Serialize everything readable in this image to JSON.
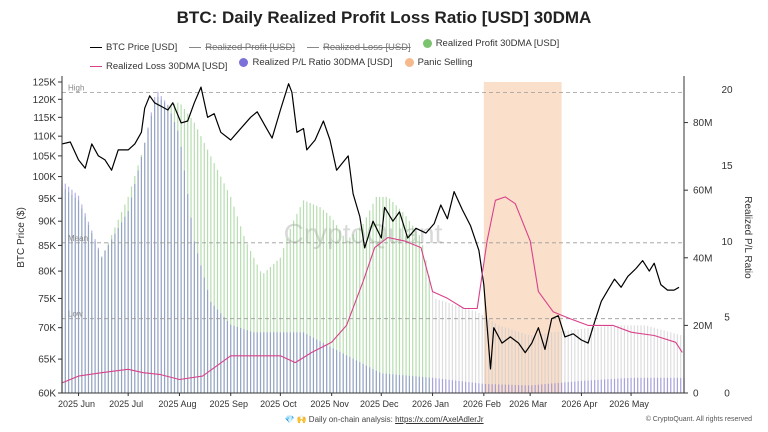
{
  "title": "BTC: Daily Realized Profit Loss Ratio [USD] 30DMA",
  "legend": [
    {
      "label": "BTC Price [USD]",
      "kind": "line",
      "color": "#000000",
      "active": true
    },
    {
      "label": "Realized Profit [USD]",
      "kind": "line",
      "color": "#888888",
      "active": false
    },
    {
      "label": "Realized Loss [USD]",
      "kind": "line",
      "color": "#888888",
      "active": false
    },
    {
      "label": "Realized Profit 30DMA [USD]",
      "kind": "dot",
      "color": "#7cc36f",
      "active": true
    },
    {
      "label": "Realized Loss 30DMA [USD]",
      "kind": "line",
      "color": "#d9418a",
      "active": true
    },
    {
      "label": "Realized P/L Ratio 30DMA [USD]",
      "kind": "dot",
      "color": "#7a72d8",
      "active": true
    },
    {
      "label": "Panic Selling",
      "kind": "dot",
      "color": "#f5b98c",
      "active": true
    }
  ],
  "watermark": "CryptoQuant",
  "footer": {
    "prefix": "💎 🙌 Daily on-chain analysis:",
    "link": "https://x.com/AxelAdlerJr"
  },
  "credit": "© CryptoQuant. All rights reserved",
  "chart_data": {
    "type": "line",
    "xlabel": "",
    "x_tick_labels": [
      "2025 Jun",
      "2025 Jul",
      "2025 Aug",
      "2025 Sep",
      "2025 Oct",
      "2025 Nov",
      "2025 Dec",
      "2026 Jan",
      "2026 Feb",
      "2026 Mar",
      "2026 Apr",
      "2026 May"
    ],
    "x_range": [
      "2025-05-22",
      "2026-06-02"
    ],
    "left_axis": {
      "label": "BTC Price ($)",
      "scale": "log",
      "ylim": [
        60000,
        125000
      ],
      "ticks": [
        60000,
        65000,
        70000,
        75000,
        80000,
        85000,
        90000,
        95000,
        100000,
        105000,
        110000,
        115000,
        120000,
        125000
      ],
      "tick_labels": [
        "60K",
        "65K",
        "70K",
        "75K",
        "80K",
        "85K",
        "90K",
        "95K",
        "100K",
        "105K",
        "110K",
        "115K",
        "120K",
        "125K"
      ]
    },
    "mid_axis": {
      "ylim": [
        0,
        92000000
      ],
      "ticks": [
        0,
        20000000,
        40000000,
        60000000,
        80000000
      ],
      "tick_labels": [
        "0",
        "20M",
        "40M",
        "60M",
        "80M"
      ]
    },
    "right_axis": {
      "label": "Realized P/L Ratio",
      "ylim": [
        0,
        20.5
      ],
      "ticks": [
        0,
        5,
        10,
        15,
        20
      ],
      "tick_labels": [
        "0",
        "5",
        "10",
        "15",
        "20"
      ]
    },
    "reference_lines": [
      {
        "label": "High",
        "value": 19.8
      },
      {
        "label": "Mean",
        "value": 9.9
      },
      {
        "label": "Low",
        "value": 4.9
      }
    ],
    "grid": false,
    "series": [
      {
        "name": "BTC Price [USD]",
        "axis": "left",
        "color": "#000000",
        "points": [
          [
            "2025-05-22",
            108000
          ],
          [
            "2025-05-27",
            108500
          ],
          [
            "2025-06-01",
            104000
          ],
          [
            "2025-06-05",
            102000
          ],
          [
            "2025-06-09",
            108000
          ],
          [
            "2025-06-13",
            105000
          ],
          [
            "2025-06-17",
            104000
          ],
          [
            "2025-06-21",
            101500
          ],
          [
            "2025-06-25",
            106500
          ],
          [
            "2025-07-01",
            106500
          ],
          [
            "2025-07-05",
            108000
          ],
          [
            "2025-07-09",
            111000
          ],
          [
            "2025-07-11",
            117500
          ],
          [
            "2025-07-14",
            121000
          ],
          [
            "2025-07-17",
            119000
          ],
          [
            "2025-07-21",
            118000
          ],
          [
            "2025-07-25",
            117000
          ],
          [
            "2025-07-28",
            119000
          ],
          [
            "2025-08-02",
            113500
          ],
          [
            "2025-08-06",
            114000
          ],
          [
            "2025-08-10",
            119000
          ],
          [
            "2025-08-14",
            123500
          ],
          [
            "2025-08-18",
            115000
          ],
          [
            "2025-08-22",
            116000
          ],
          [
            "2025-08-26",
            111000
          ],
          [
            "2025-09-01",
            109000
          ],
          [
            "2025-09-05",
            111000
          ],
          [
            "2025-09-09",
            113000
          ],
          [
            "2025-09-13",
            115000
          ],
          [
            "2025-09-17",
            116500
          ],
          [
            "2025-09-22",
            112500
          ],
          [
            "2025-09-26",
            109500
          ],
          [
            "2025-10-01",
            117000
          ],
          [
            "2025-10-06",
            124500
          ],
          [
            "2025-10-08",
            122000
          ],
          [
            "2025-10-11",
            111000
          ],
          [
            "2025-10-15",
            112000
          ],
          [
            "2025-10-17",
            106500
          ],
          [
            "2025-10-22",
            109000
          ],
          [
            "2025-10-27",
            114000
          ],
          [
            "2025-10-31",
            109000
          ],
          [
            "2025-11-04",
            101500
          ],
          [
            "2025-11-07",
            103000
          ],
          [
            "2025-11-11",
            105000
          ],
          [
            "2025-11-14",
            96000
          ],
          [
            "2025-11-18",
            91000
          ],
          [
            "2025-11-21",
            84500
          ],
          [
            "2025-11-26",
            90000
          ],
          [
            "2025-12-01",
            86500
          ],
          [
            "2025-12-03",
            93000
          ],
          [
            "2025-12-08",
            90000
          ],
          [
            "2025-12-12",
            92000
          ],
          [
            "2025-12-17",
            86500
          ],
          [
            "2025-12-22",
            88500
          ],
          [
            "2025-12-28",
            87500
          ],
          [
            "2026-01-02",
            89500
          ],
          [
            "2026-01-06",
            93500
          ],
          [
            "2026-01-10",
            90500
          ],
          [
            "2026-01-14",
            96500
          ],
          [
            "2026-01-19",
            92500
          ],
          [
            "2026-01-24",
            89000
          ],
          [
            "2026-01-29",
            84000
          ],
          [
            "2026-02-01",
            77500
          ],
          [
            "2026-02-05",
            63500
          ],
          [
            "2026-02-07",
            70000
          ],
          [
            "2026-02-12",
            67500
          ],
          [
            "2026-02-17",
            68500
          ],
          [
            "2026-02-22",
            67500
          ],
          [
            "2026-02-26",
            66000
          ],
          [
            "2026-03-02",
            67500
          ],
          [
            "2026-03-06",
            70000
          ],
          [
            "2026-03-10",
            66500
          ],
          [
            "2026-03-14",
            71500
          ],
          [
            "2026-03-18",
            72000
          ],
          [
            "2026-03-22",
            68500
          ],
          [
            "2026-03-27",
            69000
          ],
          [
            "2026-04-01",
            68000
          ],
          [
            "2026-04-05",
            67500
          ],
          [
            "2026-04-09",
            71000
          ],
          [
            "2026-04-13",
            74500
          ],
          [
            "2026-04-17",
            76500
          ],
          [
            "2026-04-21",
            78500
          ],
          [
            "2026-04-25",
            77000
          ],
          [
            "2026-04-29",
            79000
          ],
          [
            "2026-05-04",
            80500
          ],
          [
            "2026-05-08",
            82000
          ],
          [
            "2026-05-12",
            80000
          ],
          [
            "2026-05-15",
            81500
          ],
          [
            "2026-05-19",
            77500
          ],
          [
            "2026-05-23",
            76500
          ],
          [
            "2026-05-27",
            76500
          ],
          [
            "2026-05-30",
            77000
          ]
        ]
      },
      {
        "name": "Realized Loss 30DMA [USD]",
        "axis": "mid",
        "color": "#d9418a",
        "points": [
          [
            "2025-05-22",
            3000000
          ],
          [
            "2025-06-01",
            5000000
          ],
          [
            "2025-06-15",
            6000000
          ],
          [
            "2025-07-01",
            7000000
          ],
          [
            "2025-07-10",
            6000000
          ],
          [
            "2025-07-20",
            5500000
          ],
          [
            "2025-08-01",
            4000000
          ],
          [
            "2025-08-15",
            5000000
          ],
          [
            "2025-09-01",
            11000000
          ],
          [
            "2025-09-15",
            11000000
          ],
          [
            "2025-10-01",
            11000000
          ],
          [
            "2025-10-10",
            9000000
          ],
          [
            "2025-10-20",
            12000000
          ],
          [
            "2025-11-01",
            15000000
          ],
          [
            "2025-11-10",
            20000000
          ],
          [
            "2025-11-20",
            33000000
          ],
          [
            "2025-11-27",
            43000000
          ],
          [
            "2025-12-05",
            46000000
          ],
          [
            "2025-12-15",
            45000000
          ],
          [
            "2025-12-25",
            43000000
          ],
          [
            "2026-01-01",
            30000000
          ],
          [
            "2026-01-10",
            28000000
          ],
          [
            "2026-01-20",
            25000000
          ],
          [
            "2026-01-28",
            25000000
          ],
          [
            "2026-02-03",
            45000000
          ],
          [
            "2026-02-08",
            57000000
          ],
          [
            "2026-02-14",
            58000000
          ],
          [
            "2026-02-20",
            56000000
          ],
          [
            "2026-03-01",
            45000000
          ],
          [
            "2026-03-06",
            30000000
          ],
          [
            "2026-03-15",
            24000000
          ],
          [
            "2026-03-25",
            22000000
          ],
          [
            "2026-04-05",
            20000000
          ],
          [
            "2026-04-20",
            20000000
          ],
          [
            "2026-05-01",
            18000000
          ],
          [
            "2026-05-15",
            17000000
          ],
          [
            "2026-05-28",
            15000000
          ],
          [
            "2026-06-01",
            12000000
          ]
        ]
      },
      {
        "name": "Realized Profit 30DMA [USD]",
        "axis": "mid",
        "color": "#7cc36f",
        "render": "bars",
        "points": [
          [
            "2025-05-22",
            61000000
          ],
          [
            "2025-06-01",
            57000000
          ],
          [
            "2025-06-15",
            40000000
          ],
          [
            "2025-07-01",
            58000000
          ],
          [
            "2025-07-10",
            72000000
          ],
          [
            "2025-07-18",
            88000000
          ],
          [
            "2025-07-25",
            85000000
          ],
          [
            "2025-08-01",
            86000000
          ],
          [
            "2025-08-10",
            80000000
          ],
          [
            "2025-08-20",
            70000000
          ],
          [
            "2025-09-01",
            58000000
          ],
          [
            "2025-09-10",
            45000000
          ],
          [
            "2025-09-20",
            35000000
          ],
          [
            "2025-10-01",
            40000000
          ],
          [
            "2025-10-08",
            50000000
          ],
          [
            "2025-10-15",
            57000000
          ],
          [
            "2025-10-25",
            55000000
          ],
          [
            "2025-11-01",
            52000000
          ],
          [
            "2025-11-10",
            45000000
          ],
          [
            "2025-11-20",
            50000000
          ],
          [
            "2025-11-28",
            58000000
          ],
          [
            "2025-12-05",
            58000000
          ],
          [
            "2025-12-15",
            53000000
          ],
          [
            "2025-12-25",
            46000000
          ],
          [
            "2026-01-02",
            28000000
          ],
          [
            "2026-01-15",
            26000000
          ],
          [
            "2026-01-28",
            24000000
          ],
          [
            "2026-02-10",
            20000000
          ],
          [
            "2026-03-01",
            17000000
          ],
          [
            "2026-03-15",
            18000000
          ],
          [
            "2026-04-01",
            19000000
          ],
          [
            "2026-04-20",
            20000000
          ],
          [
            "2026-05-10",
            20000000
          ],
          [
            "2026-06-01",
            17000000
          ]
        ]
      },
      {
        "name": "Realized P/L Ratio 30DMA [USD]",
        "axis": "right",
        "color": "#7a72d8",
        "render": "bars",
        "points": [
          [
            "2025-05-22",
            14
          ],
          [
            "2025-06-01",
            13
          ],
          [
            "2025-06-15",
            9
          ],
          [
            "2025-07-01",
            12
          ],
          [
            "2025-07-10",
            16
          ],
          [
            "2025-07-18",
            20
          ],
          [
            "2025-07-25",
            19
          ],
          [
            "2025-08-01",
            17
          ],
          [
            "2025-08-10",
            10
          ],
          [
            "2025-08-20",
            6
          ],
          [
            "2025-09-01",
            4.5
          ],
          [
            "2025-09-15",
            4
          ],
          [
            "2025-10-01",
            4
          ],
          [
            "2025-10-15",
            4
          ],
          [
            "2025-11-01",
            3
          ],
          [
            "2025-12-01",
            1.3
          ],
          [
            "2026-01-01",
            1.0
          ],
          [
            "2026-02-01",
            0.6
          ],
          [
            "2026-03-01",
            0.5
          ],
          [
            "2026-04-01",
            0.8
          ],
          [
            "2026-05-01",
            1.0
          ],
          [
            "2026-06-01",
            1.0
          ]
        ]
      },
      {
        "name": "Panic Selling",
        "axis": "right",
        "color": "#f5b98c",
        "render": "band",
        "ranges": [
          [
            "2026-02-01",
            "2026-03-20"
          ]
        ]
      }
    ]
  }
}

▸ Your objective
In the listing, find each line with the string "Price" and copy it.

▸ Exercise output
      "label": "BTC Price [USD]",
      "label": "BTC Price ($)",
        "name": "BTC Price [USD]",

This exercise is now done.